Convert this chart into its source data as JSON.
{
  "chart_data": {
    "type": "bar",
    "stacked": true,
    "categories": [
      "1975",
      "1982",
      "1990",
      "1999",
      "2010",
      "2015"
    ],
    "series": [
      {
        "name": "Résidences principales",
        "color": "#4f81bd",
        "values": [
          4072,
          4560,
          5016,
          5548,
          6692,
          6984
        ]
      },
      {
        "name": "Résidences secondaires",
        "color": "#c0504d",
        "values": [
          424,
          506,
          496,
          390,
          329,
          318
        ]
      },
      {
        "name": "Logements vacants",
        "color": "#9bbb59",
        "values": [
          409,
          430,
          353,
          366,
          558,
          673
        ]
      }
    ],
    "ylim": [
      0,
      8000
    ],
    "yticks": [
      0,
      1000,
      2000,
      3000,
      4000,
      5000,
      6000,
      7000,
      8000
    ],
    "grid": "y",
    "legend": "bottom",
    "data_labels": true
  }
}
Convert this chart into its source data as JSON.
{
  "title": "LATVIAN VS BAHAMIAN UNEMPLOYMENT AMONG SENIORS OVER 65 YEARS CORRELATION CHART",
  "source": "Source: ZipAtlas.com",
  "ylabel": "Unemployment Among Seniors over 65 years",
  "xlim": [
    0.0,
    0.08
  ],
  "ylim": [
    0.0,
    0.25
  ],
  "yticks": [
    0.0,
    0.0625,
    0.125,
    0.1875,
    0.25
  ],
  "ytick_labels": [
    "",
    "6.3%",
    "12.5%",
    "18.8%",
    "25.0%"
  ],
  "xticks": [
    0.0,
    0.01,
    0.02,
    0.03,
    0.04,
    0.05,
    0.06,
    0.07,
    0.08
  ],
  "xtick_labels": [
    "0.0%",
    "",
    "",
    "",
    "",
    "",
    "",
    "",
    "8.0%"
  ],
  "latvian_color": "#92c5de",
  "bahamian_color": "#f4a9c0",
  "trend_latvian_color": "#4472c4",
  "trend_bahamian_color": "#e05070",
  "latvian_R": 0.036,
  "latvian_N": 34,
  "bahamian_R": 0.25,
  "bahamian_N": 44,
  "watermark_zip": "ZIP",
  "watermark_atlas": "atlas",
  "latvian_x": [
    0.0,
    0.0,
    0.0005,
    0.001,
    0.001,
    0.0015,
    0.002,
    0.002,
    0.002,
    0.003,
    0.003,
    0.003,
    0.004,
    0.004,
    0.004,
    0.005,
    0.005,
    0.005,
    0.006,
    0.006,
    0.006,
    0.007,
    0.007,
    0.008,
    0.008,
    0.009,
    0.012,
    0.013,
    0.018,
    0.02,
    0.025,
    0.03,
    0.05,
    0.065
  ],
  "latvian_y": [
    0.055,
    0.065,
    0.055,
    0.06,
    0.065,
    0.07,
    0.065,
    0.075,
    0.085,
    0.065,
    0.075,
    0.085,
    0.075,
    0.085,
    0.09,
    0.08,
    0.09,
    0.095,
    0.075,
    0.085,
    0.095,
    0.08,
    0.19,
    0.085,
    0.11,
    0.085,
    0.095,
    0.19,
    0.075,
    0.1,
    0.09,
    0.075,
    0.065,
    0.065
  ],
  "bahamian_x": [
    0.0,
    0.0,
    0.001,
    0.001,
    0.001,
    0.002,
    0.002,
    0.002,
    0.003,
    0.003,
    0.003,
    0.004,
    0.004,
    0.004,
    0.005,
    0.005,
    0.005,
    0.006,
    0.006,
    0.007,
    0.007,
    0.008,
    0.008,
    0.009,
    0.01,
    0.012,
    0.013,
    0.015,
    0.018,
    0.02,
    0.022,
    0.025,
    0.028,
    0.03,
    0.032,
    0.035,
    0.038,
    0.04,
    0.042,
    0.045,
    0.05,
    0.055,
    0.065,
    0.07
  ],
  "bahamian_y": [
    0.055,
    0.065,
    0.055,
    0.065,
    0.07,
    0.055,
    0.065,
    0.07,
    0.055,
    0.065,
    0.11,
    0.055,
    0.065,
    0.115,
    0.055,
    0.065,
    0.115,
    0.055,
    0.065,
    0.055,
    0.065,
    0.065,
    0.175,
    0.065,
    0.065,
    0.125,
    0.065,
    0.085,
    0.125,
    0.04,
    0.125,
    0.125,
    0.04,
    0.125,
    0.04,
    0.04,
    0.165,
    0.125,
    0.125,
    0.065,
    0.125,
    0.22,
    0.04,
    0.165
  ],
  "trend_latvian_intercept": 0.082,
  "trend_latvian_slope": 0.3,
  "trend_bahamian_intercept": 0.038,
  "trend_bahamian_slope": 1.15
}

※ ※ ※

- [What to do]
Send back each record exactly as it stands.

- [Result of the task]
Convert this chart into its source data as JSON.
{
  "chart_data": {
    "type": "bar",
    "stacked": true,
    "categories": [
      "1975",
      "1982",
      "1990",
      "1999",
      "2010",
      "2015"
    ],
    "series": [
      {
        "name": "Résidences principales",
        "color": "#4f81bd",
        "values": [
          4072,
          4560,
          5016,
          5548,
          6692,
          6984
        ]
      },
      {
        "name": "Résidences secondaires",
        "color": "#c0504d",
        "values": [
          424,
          506,
          496,
          390,
          329,
          318
        ]
      },
      {
        "name": "Logements vacants",
        "color": "#9bbb59",
        "values": [
          409,
          430,
          353,
          366,
          558,
          673
        ]
      }
    ],
    "ylim": [
      0,
      8000
    ],
    "yticks": [
      0,
      1000,
      2000,
      3000,
      4000,
      5000,
      6000,
      7000,
      8000
    ],
    "grid": "y",
    "legend": "bottom",
    "data_labels": true
  }
}
Convert this chart into its source data as JSON.
{
  "title": "LATVIAN VS BAHAMIAN UNEMPLOYMENT AMONG SENIORS OVER 65 YEARS CORRELATION CHART",
  "source": "Source: ZipAtlas.com",
  "ylabel": "Unemployment Among Seniors over 65 years",
  "xlim": [
    0.0,
    0.08
  ],
  "ylim": [
    0.0,
    0.25
  ],
  "yticks": [
    0.0,
    0.0625,
    0.125,
    0.1875,
    0.25
  ],
  "ytick_labels": [
    "",
    "6.3%",
    "12.5%",
    "18.8%",
    "25.0%"
  ],
  "xticks": [
    0.0,
    0.01,
    0.02,
    0.03,
    0.04,
    0.05,
    0.06,
    0.07,
    0.08
  ],
  "xtick_labels": [
    "0.0%",
    "",
    "",
    "",
    "",
    "",
    "",
    "",
    "8.0%"
  ],
  "latvian_color": "#92c5de",
  "bahamian_color": "#f4a9c0",
  "trend_latvian_color": "#4472c4",
  "trend_bahamian_color": "#e05070",
  "latvian_R": 0.036,
  "latvian_N": 34,
  "bahamian_R": 0.25,
  "bahamian_N": 44,
  "watermark_zip": "ZIP",
  "watermark_atlas": "atlas",
  "latvian_x": [
    0.0,
    0.0,
    0.0005,
    0.001,
    0.001,
    0.0015,
    0.002,
    0.002,
    0.002,
    0.003,
    0.003,
    0.003,
    0.004,
    0.004,
    0.004,
    0.005,
    0.005,
    0.005,
    0.006,
    0.006,
    0.006,
    0.007,
    0.007,
    0.008,
    0.008,
    0.009,
    0.012,
    0.013,
    0.018,
    0.02,
    0.025,
    0.03,
    0.05,
    0.065
  ],
  "latvian_y": [
    0.055,
    0.065,
    0.055,
    0.06,
    0.065,
    0.07,
    0.065,
    0.075,
    0.085,
    0.065,
    0.075,
    0.085,
    0.075,
    0.085,
    0.09,
    0.08,
    0.09,
    0.095,
    0.075,
    0.085,
    0.095,
    0.08,
    0.19,
    0.085,
    0.11,
    0.085,
    0.095,
    0.19,
    0.075,
    0.1,
    0.09,
    0.075,
    0.065,
    0.065
  ],
  "bahamian_x": [
    0.0,
    0.0,
    0.001,
    0.001,
    0.001,
    0.002,
    0.002,
    0.002,
    0.003,
    0.003,
    0.003,
    0.004,
    0.004,
    0.004,
    0.005,
    0.005,
    0.005,
    0.006,
    0.006,
    0.007,
    0.007,
    0.008,
    0.008,
    0.009,
    0.01,
    0.012,
    0.013,
    0.015,
    0.018,
    0.02,
    0.022,
    0.025,
    0.028,
    0.03,
    0.032,
    0.035,
    0.038,
    0.04,
    0.042,
    0.045,
    0.05,
    0.055,
    0.065,
    0.07
  ],
  "bahamian_y": [
    0.055,
    0.065,
    0.055,
    0.065,
    0.07,
    0.055,
    0.065,
    0.07,
    0.055,
    0.065,
    0.11,
    0.055,
    0.065,
    0.115,
    0.055,
    0.065,
    0.115,
    0.055,
    0.065,
    0.055,
    0.065,
    0.065,
    0.175,
    0.065,
    0.065,
    0.125,
    0.065,
    0.085,
    0.125,
    0.04,
    0.125,
    0.125,
    0.04,
    0.125,
    0.04,
    0.04,
    0.165,
    0.125,
    0.125,
    0.065,
    0.125,
    0.22,
    0.04,
    0.165
  ],
  "trend_latvian_intercept": 0.082,
  "trend_latvian_slope": 0.3,
  "trend_bahamian_intercept": 0.038,
  "trend_bahamian_slope": 1.15
}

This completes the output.